TASK TO CARRY OUT:
Output the material below in its entirety, exactly as given.

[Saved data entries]
.....
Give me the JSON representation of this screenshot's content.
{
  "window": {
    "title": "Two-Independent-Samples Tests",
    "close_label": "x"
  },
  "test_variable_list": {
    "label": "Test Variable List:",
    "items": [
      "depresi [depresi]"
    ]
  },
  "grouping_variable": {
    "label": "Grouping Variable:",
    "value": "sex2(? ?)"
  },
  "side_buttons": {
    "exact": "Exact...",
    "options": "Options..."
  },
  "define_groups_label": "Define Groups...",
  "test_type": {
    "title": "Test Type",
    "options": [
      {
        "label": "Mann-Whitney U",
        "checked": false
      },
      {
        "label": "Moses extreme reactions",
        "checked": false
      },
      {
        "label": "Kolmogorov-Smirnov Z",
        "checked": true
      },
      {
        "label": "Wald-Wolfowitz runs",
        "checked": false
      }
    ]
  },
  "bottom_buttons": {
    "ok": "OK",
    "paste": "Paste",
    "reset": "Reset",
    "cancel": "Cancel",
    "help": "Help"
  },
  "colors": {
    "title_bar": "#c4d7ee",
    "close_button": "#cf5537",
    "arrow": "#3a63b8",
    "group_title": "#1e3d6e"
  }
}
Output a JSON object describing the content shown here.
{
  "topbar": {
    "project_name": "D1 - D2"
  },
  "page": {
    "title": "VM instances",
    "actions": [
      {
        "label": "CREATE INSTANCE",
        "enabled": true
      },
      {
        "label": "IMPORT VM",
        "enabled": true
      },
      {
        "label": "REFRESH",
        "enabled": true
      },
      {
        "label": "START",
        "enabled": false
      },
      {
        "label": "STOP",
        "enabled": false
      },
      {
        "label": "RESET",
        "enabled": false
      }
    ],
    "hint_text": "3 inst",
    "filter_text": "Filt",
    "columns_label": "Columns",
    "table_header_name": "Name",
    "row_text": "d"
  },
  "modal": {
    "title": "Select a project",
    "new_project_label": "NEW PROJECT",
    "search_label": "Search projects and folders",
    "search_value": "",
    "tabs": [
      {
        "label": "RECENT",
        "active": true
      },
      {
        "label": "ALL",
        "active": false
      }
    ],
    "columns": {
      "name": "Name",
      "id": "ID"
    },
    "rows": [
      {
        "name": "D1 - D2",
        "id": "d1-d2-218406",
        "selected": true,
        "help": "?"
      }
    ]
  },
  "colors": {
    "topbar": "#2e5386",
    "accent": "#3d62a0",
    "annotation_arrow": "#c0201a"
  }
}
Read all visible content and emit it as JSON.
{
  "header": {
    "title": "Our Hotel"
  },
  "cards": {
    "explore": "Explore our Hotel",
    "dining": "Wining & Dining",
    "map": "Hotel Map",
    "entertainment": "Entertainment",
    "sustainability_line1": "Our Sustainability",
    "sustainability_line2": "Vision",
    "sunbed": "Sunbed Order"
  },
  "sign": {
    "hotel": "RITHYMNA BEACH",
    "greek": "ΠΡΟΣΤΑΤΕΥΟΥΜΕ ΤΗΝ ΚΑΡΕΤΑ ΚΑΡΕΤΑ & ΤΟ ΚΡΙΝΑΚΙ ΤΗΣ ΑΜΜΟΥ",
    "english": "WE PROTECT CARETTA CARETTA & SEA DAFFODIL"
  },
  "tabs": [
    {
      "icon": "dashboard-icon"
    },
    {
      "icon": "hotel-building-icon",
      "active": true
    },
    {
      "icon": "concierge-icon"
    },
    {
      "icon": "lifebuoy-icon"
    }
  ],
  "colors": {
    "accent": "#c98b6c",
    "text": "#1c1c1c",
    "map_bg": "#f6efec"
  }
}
.....
WRITTEN SOLUTION:
Give me the JSON representation of this screenshot's content.
{
  "window": {
    "title": "Two-Independent-Samples Tests",
    "close_label": "x"
  },
  "test_variable_list": {
    "label": "Test Variable List:",
    "items": [
      "depresi [depresi]"
    ]
  },
  "grouping_variable": {
    "label": "Grouping Variable:",
    "value": "sex2(? ?)"
  },
  "side_buttons": {
    "exact": "Exact...",
    "options": "Options..."
  },
  "define_groups_label": "Define Groups...",
  "test_type": {
    "title": "Test Type",
    "options": [
      {
        "label": "Mann-Whitney U",
        "checked": false
      },
      {
        "label": "Moses extreme reactions",
        "checked": false
      },
      {
        "label": "Kolmogorov-Smirnov Z",
        "checked": true
      },
      {
        "label": "Wald-Wolfowitz runs",
        "checked": false
      }
    ]
  },
  "bottom_buttons": {
    "ok": "OK",
    "paste": "Paste",
    "reset": "Reset",
    "cancel": "Cancel",
    "help": "Help"
  },
  "colors": {
    "title_bar": "#c4d7ee",
    "close_button": "#cf5537",
    "arrow": "#3a63b8",
    "group_title": "#1e3d6e"
  }
}
Output a JSON object describing the content shown here.
{
  "topbar": {
    "project_name": "D1 - D2"
  },
  "page": {
    "title": "VM instances",
    "actions": [
      {
        "label": "CREATE INSTANCE",
        "enabled": true
      },
      {
        "label": "IMPORT VM",
        "enabled": true
      },
      {
        "label": "REFRESH",
        "enabled": true
      },
      {
        "label": "START",
        "enabled": false
      },
      {
        "label": "STOP",
        "enabled": false
      },
      {
        "label": "RESET",
        "enabled": false
      }
    ],
    "hint_text": "3 inst",
    "filter_text": "Filt",
    "columns_label": "Columns",
    "table_header_name": "Name",
    "row_text": "d"
  },
  "modal": {
    "title": "Select a project",
    "new_project_label": "NEW PROJECT",
    "search_label": "Search projects and folders",
    "search_value": "",
    "tabs": [
      {
        "label": "RECENT",
        "active": true
      },
      {
        "label": "ALL",
        "active": false
      }
    ],
    "columns": {
      "name": "Name",
      "id": "ID"
    },
    "rows": [
      {
        "name": "D1 - D2",
        "id": "d1-d2-218406",
        "selected": true,
        "help": "?"
      }
    ]
  },
  "colors": {
    "topbar": "#2e5386",
    "accent": "#3d62a0",
    "annotation_arrow": "#c0201a"
  }
}
Read all visible content and emit it as JSON.
{
  "header": {
    "title": "Our Hotel"
  },
  "cards": {
    "explore": "Explore our Hotel",
    "dining": "Wining & Dining",
    "map": "Hotel Map",
    "entertainment": "Entertainment",
    "sustainability_line1": "Our Sustainability",
    "sustainability_line2": "Vision",
    "sunbed": "Sunbed Order"
  },
  "sign": {
    "hotel": "RITHYMNA BEACH",
    "greek": "ΠΡΟΣΤΑΤΕΥΟΥΜΕ ΤΗΝ ΚΑΡΕΤΑ ΚΑΡΕΤΑ & ΤΟ ΚΡΙΝΑΚΙ ΤΗΣ ΑΜΜΟΥ",
    "english": "WE PROTECT CARETTA CARETTA & SEA DAFFODIL"
  },
  "tabs": [
    {
      "icon": "dashboard-icon"
    },
    {
      "icon": "hotel-building-icon",
      "active": true
    },
    {
      "icon": "concierge-icon"
    },
    {
      "icon": "lifebuoy-icon"
    }
  ],
  "colors": {
    "accent": "#c98b6c",
    "text": "#1c1c1c",
    "map_bg": "#f6efec"
  }
}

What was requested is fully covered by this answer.